---- Records shown
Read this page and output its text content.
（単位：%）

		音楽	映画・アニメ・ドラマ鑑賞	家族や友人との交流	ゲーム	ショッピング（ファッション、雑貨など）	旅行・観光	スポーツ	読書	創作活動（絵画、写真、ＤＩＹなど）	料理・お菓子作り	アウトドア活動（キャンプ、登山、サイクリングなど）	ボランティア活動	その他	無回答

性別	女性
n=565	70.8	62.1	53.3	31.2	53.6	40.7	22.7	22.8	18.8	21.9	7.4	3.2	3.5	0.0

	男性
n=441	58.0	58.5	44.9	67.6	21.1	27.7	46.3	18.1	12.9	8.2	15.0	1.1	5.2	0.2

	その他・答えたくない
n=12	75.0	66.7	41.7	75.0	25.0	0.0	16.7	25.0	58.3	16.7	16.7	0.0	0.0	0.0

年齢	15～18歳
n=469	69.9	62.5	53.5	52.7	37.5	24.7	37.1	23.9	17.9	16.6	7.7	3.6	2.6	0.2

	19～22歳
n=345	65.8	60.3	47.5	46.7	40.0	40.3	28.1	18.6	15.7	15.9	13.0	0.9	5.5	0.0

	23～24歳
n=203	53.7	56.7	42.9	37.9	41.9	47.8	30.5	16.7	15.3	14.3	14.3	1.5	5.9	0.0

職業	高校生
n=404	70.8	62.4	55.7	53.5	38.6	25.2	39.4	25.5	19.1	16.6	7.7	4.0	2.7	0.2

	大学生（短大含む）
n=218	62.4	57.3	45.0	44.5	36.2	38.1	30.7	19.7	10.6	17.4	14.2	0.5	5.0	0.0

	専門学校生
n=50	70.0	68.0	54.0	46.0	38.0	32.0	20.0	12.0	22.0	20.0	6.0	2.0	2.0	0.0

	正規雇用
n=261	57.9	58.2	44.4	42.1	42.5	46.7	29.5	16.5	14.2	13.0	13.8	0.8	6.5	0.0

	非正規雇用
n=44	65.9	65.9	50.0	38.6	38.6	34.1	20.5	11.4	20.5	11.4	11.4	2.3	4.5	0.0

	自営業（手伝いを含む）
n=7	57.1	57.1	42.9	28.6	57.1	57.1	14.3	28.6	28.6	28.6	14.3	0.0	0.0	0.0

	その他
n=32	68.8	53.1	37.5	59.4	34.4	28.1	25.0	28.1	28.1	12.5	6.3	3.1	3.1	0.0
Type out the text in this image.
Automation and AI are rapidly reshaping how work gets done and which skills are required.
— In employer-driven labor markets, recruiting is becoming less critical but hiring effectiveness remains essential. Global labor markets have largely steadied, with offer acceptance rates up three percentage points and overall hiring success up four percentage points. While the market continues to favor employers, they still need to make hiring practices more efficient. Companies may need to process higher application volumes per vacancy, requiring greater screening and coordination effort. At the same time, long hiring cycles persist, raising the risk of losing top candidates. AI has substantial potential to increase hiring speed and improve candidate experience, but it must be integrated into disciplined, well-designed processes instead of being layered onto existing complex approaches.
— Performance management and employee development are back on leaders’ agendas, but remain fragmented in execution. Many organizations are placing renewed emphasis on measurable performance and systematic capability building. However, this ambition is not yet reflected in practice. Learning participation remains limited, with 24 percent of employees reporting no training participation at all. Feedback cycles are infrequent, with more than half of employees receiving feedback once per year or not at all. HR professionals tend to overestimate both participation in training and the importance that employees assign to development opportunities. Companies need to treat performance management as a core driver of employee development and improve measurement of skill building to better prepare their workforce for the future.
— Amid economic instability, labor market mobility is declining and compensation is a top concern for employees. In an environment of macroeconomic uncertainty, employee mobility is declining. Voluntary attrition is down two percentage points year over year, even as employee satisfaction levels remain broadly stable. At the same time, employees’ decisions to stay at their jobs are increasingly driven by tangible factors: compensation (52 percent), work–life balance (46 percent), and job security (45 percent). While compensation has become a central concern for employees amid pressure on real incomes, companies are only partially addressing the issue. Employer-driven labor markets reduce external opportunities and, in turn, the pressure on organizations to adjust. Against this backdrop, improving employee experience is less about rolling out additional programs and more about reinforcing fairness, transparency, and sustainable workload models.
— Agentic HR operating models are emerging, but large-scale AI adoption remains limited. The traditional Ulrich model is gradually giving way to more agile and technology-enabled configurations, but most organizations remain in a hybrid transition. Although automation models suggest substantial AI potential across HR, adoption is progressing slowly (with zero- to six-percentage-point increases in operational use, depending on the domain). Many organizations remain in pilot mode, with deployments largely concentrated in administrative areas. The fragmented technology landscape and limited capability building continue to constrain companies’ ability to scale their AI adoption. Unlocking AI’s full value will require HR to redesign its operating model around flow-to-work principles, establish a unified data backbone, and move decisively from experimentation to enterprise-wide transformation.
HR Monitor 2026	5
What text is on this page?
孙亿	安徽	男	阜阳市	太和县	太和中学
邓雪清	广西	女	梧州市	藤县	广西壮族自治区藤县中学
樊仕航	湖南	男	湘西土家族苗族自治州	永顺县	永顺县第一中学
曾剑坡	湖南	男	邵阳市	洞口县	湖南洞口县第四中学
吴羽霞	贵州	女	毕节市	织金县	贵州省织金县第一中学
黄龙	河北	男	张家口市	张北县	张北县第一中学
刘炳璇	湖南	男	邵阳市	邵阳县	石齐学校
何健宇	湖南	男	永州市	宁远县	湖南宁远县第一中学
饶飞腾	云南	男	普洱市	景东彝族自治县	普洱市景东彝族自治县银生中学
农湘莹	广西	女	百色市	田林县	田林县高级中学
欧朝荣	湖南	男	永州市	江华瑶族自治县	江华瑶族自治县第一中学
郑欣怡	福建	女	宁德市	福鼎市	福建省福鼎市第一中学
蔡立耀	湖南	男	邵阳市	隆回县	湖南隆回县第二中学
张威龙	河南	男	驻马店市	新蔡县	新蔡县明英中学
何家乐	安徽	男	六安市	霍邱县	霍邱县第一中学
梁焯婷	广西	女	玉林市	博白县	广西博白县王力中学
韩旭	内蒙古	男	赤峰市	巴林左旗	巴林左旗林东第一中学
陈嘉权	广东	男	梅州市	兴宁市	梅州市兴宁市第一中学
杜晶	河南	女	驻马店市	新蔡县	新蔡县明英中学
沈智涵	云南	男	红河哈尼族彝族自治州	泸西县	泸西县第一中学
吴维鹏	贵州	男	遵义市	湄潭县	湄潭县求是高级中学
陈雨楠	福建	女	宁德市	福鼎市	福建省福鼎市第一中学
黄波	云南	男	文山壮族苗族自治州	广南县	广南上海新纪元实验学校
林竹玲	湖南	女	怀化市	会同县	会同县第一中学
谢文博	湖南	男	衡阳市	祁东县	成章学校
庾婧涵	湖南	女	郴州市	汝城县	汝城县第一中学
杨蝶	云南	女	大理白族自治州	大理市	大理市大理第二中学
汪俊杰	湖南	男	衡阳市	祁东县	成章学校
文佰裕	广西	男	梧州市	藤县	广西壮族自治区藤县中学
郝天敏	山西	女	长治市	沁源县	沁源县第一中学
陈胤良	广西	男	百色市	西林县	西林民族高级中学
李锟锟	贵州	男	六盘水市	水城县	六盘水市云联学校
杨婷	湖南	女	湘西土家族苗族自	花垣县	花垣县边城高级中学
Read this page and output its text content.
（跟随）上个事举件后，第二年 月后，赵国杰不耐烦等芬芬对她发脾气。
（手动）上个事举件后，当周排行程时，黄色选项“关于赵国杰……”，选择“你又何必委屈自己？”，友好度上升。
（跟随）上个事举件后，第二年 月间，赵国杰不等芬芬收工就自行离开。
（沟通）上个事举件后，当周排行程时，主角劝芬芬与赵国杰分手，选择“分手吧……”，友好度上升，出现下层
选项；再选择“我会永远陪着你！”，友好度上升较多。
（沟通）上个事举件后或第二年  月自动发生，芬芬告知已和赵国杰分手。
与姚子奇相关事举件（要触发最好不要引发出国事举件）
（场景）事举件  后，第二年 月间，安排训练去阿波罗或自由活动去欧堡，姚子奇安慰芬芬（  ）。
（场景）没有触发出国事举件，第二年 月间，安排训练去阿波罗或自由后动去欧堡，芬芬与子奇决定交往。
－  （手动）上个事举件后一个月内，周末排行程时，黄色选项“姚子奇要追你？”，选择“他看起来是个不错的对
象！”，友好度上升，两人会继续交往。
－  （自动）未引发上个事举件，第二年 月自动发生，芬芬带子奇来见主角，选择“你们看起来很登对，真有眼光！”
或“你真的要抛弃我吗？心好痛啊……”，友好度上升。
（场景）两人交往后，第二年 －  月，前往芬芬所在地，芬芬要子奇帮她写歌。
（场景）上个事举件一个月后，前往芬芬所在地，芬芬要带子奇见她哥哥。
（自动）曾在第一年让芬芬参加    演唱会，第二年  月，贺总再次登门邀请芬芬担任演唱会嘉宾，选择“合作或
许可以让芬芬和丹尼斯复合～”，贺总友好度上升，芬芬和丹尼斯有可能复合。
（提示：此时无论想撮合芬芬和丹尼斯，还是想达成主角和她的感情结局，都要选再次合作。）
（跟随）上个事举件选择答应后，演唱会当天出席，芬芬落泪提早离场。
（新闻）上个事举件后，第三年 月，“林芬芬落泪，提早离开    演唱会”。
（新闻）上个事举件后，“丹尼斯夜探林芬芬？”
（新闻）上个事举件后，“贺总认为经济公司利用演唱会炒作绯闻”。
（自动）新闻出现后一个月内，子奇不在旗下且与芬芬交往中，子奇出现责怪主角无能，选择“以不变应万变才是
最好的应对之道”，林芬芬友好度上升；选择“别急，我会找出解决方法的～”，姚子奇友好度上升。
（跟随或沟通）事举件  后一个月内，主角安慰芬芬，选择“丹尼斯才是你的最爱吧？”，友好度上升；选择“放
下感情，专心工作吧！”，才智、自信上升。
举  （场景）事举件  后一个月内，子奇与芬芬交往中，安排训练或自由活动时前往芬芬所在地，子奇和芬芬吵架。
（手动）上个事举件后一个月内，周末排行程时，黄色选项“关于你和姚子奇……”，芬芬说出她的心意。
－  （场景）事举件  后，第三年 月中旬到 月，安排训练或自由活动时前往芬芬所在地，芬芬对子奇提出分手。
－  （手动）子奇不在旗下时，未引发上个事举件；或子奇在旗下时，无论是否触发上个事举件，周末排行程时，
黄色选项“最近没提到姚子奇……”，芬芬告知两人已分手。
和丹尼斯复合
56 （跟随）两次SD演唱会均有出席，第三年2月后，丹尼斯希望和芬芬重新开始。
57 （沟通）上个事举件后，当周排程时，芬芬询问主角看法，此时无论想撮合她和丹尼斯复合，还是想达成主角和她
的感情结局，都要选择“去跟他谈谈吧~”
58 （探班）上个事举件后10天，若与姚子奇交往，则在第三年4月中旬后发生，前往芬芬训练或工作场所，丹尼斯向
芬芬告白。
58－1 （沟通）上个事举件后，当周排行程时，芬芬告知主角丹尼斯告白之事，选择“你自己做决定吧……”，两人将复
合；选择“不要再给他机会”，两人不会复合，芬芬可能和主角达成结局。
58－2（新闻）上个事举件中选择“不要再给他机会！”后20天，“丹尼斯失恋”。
--------
Written exercise:
Which lines include the word "未引发上个事举件"? Copy every one of them.

Result:
－  （自动）未引发上个事举件，第二年 月自动发生，芬芬带子奇来见主角，选择“你们看起来很登对，真有眼光！”
－  （手动）子奇不在旗下时，未引发上个事举件；或子奇在旗下时，无论是否触发上个事举件，周末排行程时，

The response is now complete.